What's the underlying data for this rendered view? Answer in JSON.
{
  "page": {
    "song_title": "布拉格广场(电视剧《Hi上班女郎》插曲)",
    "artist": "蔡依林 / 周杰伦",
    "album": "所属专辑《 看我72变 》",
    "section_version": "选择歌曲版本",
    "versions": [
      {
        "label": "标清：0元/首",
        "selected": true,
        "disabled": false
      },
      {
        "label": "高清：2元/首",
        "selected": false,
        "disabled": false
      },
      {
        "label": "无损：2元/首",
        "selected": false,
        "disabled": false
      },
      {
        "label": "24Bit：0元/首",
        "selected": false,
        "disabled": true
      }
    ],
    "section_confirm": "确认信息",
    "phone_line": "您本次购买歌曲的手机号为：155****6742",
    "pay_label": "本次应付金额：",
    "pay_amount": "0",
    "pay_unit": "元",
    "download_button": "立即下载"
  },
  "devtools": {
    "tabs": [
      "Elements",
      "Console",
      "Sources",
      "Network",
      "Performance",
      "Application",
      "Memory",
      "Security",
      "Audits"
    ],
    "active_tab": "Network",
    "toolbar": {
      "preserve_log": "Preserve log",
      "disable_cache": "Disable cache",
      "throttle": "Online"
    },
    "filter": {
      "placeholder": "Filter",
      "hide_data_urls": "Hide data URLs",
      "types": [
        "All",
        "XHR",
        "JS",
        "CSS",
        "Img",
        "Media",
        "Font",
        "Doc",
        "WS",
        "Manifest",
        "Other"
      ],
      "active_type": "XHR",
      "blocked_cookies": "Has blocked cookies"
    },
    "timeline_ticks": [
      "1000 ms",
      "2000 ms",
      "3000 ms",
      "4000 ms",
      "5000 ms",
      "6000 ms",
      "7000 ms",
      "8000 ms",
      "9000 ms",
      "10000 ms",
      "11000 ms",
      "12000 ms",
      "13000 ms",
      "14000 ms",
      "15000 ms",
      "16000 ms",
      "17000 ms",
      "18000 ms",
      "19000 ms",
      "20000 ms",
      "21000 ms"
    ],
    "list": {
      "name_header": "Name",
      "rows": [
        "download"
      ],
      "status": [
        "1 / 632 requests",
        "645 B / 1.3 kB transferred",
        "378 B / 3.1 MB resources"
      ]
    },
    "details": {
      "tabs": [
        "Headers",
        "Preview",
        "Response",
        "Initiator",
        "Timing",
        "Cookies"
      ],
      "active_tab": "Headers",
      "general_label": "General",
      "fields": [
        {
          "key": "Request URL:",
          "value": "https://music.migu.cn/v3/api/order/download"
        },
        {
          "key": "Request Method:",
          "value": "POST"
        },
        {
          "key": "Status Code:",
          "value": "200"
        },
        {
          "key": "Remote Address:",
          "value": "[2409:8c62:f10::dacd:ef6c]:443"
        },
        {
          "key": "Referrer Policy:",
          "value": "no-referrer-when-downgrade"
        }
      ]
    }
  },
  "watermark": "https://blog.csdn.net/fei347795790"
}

* * *

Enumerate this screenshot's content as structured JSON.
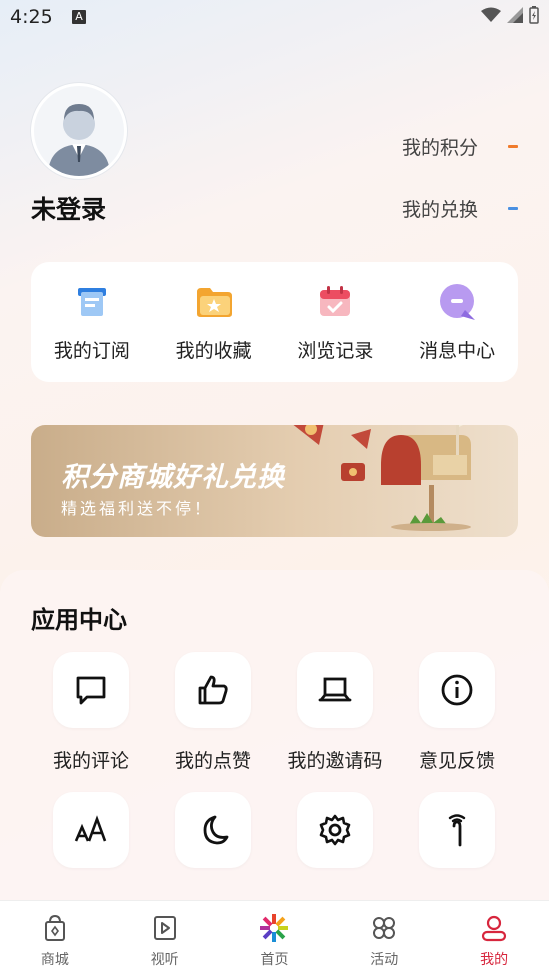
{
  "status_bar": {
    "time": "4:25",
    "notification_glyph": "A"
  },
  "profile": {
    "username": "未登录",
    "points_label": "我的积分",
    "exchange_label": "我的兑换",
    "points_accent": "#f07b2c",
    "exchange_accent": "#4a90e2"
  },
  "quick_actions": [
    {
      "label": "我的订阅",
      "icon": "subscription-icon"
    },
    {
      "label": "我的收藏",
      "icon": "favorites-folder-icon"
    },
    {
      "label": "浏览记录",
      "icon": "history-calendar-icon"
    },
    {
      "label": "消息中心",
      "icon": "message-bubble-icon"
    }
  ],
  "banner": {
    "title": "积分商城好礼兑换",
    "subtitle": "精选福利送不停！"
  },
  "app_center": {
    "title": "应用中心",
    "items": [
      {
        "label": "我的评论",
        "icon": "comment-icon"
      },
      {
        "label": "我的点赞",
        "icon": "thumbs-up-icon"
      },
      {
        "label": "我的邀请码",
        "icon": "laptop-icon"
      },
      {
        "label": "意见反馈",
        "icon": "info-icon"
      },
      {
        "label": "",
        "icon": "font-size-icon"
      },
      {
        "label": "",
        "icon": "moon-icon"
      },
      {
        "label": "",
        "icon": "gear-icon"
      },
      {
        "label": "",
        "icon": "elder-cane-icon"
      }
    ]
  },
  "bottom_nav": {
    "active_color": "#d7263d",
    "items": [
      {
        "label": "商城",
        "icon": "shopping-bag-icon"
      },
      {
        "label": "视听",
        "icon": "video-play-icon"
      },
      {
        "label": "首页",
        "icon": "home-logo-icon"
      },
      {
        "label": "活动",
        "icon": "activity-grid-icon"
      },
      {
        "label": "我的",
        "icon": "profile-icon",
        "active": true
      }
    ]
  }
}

| WRITTEN TASK |
Across the records, count the lines holding the string "JSON". Give the number and stop.

| ANSWER TO THE EXERCISE |
2